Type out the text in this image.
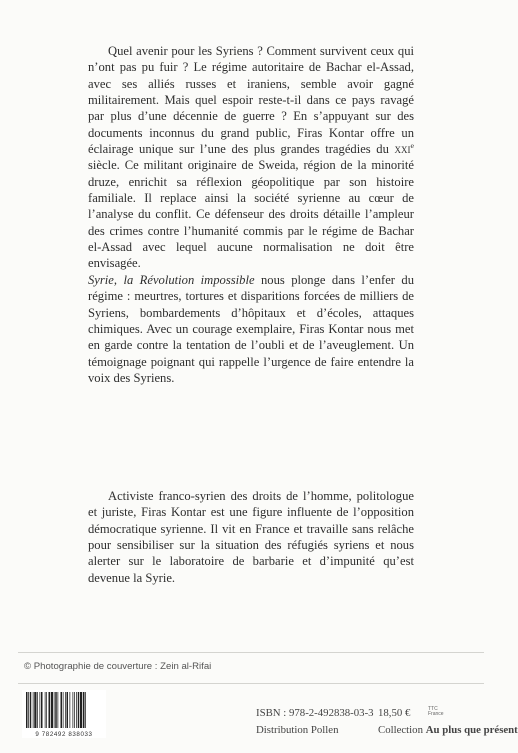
Quel avenir pour les Syriens ? Comment survivent ceux qui n’ont pas pu fuir ? Le régime autoritaire de Bachar el-Assad, avec ses alliés russes et iraniens, semble avoir gagné militairement. Mais quel espoir reste-t-il dans ce pays ravagé par plus d’une décennie de guerre ? En s’appuyant sur des documents inconnus du grand public, Firas Kontar offre un éclairage unique sur l’une des plus grandes tragédies du xxi$^e$ siècle. Ce militant originaire de Sweida, région de la minorité druze, enrichit sa réflexion géopolitique par son histoire familiale. Il replace ainsi la société syrienne au cœur de l’analyse du conflit. Ce défenseur des droits détaille l’ampleur des crimes contre l’humanité commis par le régime de Bachar el-Assad avec lequel aucune normalisation ne doit être envisagée.
Syrie, la Révolution impossible nous plonge dans l’enfer du régime : meurtres, tortures et disparitions forcées de milliers de Syriens, bombardements d’hôpitaux et d’écoles, attaques chimiques. Avec un courage exemplaire, Firas Kontar nous met en garde contre la tentation de l’oubli et de l’aveuglement. Un témoignage poignant qui rappelle l’urgence de faire entendre la voix des Syriens.

Activiste franco-syrien des droits de l’homme, politologue et juriste, Firas Kontar est une figure influente de l’opposition démocratique syrienne. Il vit en France et travaille sans relâche pour sensibiliser sur la situation des réfugiés syriens et nous alerter sur le laboratoire de barbarie et d’impunité qu’est devenue la Syrie.

© Photographie de couverture : Zein al-Rifai
9 782492 838033
ISBN : 978-2-492838-03-3
Distribution Pollen
18,50 €	TTC France
Collection Au plus que présent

# # #

Your task: Among the records above, how many lines carry the string "régime"? Reply with the number alone.

Worked solution: 2